_Task statement_.
Please state how many children the Mobile Sports Library will serve, according to the article about it.

_Text under study_.

- - - -

PSG, Klabu and Friendship team up to make sporting facilities for refugee children

Sports club on wheels brings the joy of playing to Refugee and host communities in Ukhiya

PSG and Friendship's Mobile Sports Library charges forward in the Rohingya camps
by RAEED ABD-ALLAH CHOWDHURY 
April 28, 2022

With Eid-ul-Fitr just around the corner, many in Bangladesh and around the world are readying themselves for a celebration. After the first restriction-free Ramadan in the country since the start of the pandemic, people are looking forward to long-overdue festivities. Joining them, are the children of the Rohingya camps in Ukhiya, Cox’s Bazar. The Mobile Sports Library (MSL) has been launched today, emblazoned in French football club PSG’s colours, and is packed with a wide array of sports equipment and athletic wear for the children to use.

The MSL will be a central feature of a larger project, including a permanent club centre and library due to be launched this summer. The philosophy behind the MSL is to break down stereotypes, build confidence and create friendships between the Rohingya children that have been displaced from their homes for almost five years, and children of the local communities in Bangladesh that are hosting them.

Children cheer watching a match on the screen set into the side of the PSG-Friendship Mobile Sports Library

The project was initiated by Dutch Foundation KLABU, who builds sports clubs for refugee communities around the world. The foundation partnered with Paris Saint Germain Endowment Fund, Solarkiosk and FRIENDSHIP, and is supported by UNHCR for the project in Bangladesh.

The MSL will serve 10,000 children aged between 7 and 18 years in 8 locations with coaches to train them in the sports of their choice. Already, despite the month of Ramadan, during which most people in the community fast from dawn to dusk, hundreds of children have been using the facility, and the numbers are increasing every week.

“This project is a huge source of pride for Paris Saint Germain and its endowment fund,” said Sabrina Delannoy, deputy director of PSG’s endowment fund, in a press release. “We want to leave a smile on their faces, and unite Bangladeshi and Rohingya children around the same passion: sports.”

A child plays football, supplied with kit from the PSG-Friendship Mobile Sports Library

“It is a dream come true to bring together Paris Saint-Germain with thousands of boys and girls in Bangladesh,” said Jan van Hövell, founder and director of KLABU. “On the pitch, everyone is a champion. This is a new chapter for the Rohingya and Bangladeshi children in Cox’s Bazar, playing fearlessly and proudly.”

“A child’s freedom and access to play are fundamental to child and human rights,” says Ayesha Taasin Khan, senior director and head of Inclusive Citizenship at FRIENDSHIP. “While keeping that in mind, it is a natural consequence that this opportunity is granted to all. However, the reality is that this is not the case, and that opportunity becomes a luxury for a lot of children. It is with this in mind that KLABU, PSG and FRIENDSHIP have come together to create a platform for the Rohingya refugees and host community where children can pursue play and community building.”

The MSL is a vehicle equipped with an assortment of sports equipment for football, volleyball, badminton, basketball, cricket or even the popular local sport of sepak takraw (footvolley). Sports materials such as shirts, shorts, socks, boots, shoes, rackets, training cones, balls etc. are stocked for children to borrow.

In addition to sports equipment, the project also unlocks joy and positivity with solar-powered televisions that broadcast sports matches, highlights, interviews and other videos, along with speakers for music that the children enjoy.

Children are the future, and should therefore, emulate humanity’s best traits.

- - - -

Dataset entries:
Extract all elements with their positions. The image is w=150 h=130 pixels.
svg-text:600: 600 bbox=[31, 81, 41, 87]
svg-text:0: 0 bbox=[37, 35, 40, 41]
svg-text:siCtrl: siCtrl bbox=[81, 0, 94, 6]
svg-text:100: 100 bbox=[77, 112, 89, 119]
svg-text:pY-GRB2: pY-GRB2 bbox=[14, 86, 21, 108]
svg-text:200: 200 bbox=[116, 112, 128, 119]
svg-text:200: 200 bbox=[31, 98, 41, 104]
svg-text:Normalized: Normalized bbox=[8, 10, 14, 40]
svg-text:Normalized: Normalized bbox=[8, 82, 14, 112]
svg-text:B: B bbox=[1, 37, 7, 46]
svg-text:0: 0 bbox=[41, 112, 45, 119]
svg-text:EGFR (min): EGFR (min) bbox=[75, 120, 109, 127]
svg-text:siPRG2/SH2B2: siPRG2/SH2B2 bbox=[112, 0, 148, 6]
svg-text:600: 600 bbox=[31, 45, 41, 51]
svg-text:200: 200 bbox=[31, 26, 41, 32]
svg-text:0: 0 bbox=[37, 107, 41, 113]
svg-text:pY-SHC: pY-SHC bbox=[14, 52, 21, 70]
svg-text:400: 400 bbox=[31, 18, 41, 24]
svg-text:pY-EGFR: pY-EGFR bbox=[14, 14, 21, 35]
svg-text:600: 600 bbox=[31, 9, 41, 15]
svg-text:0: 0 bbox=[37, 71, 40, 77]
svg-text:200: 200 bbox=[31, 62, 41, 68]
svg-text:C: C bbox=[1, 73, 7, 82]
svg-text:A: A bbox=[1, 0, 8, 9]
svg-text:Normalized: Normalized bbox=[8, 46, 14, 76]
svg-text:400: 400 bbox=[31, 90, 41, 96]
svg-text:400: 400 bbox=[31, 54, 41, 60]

- - - -

_Your solution_.
10,000 children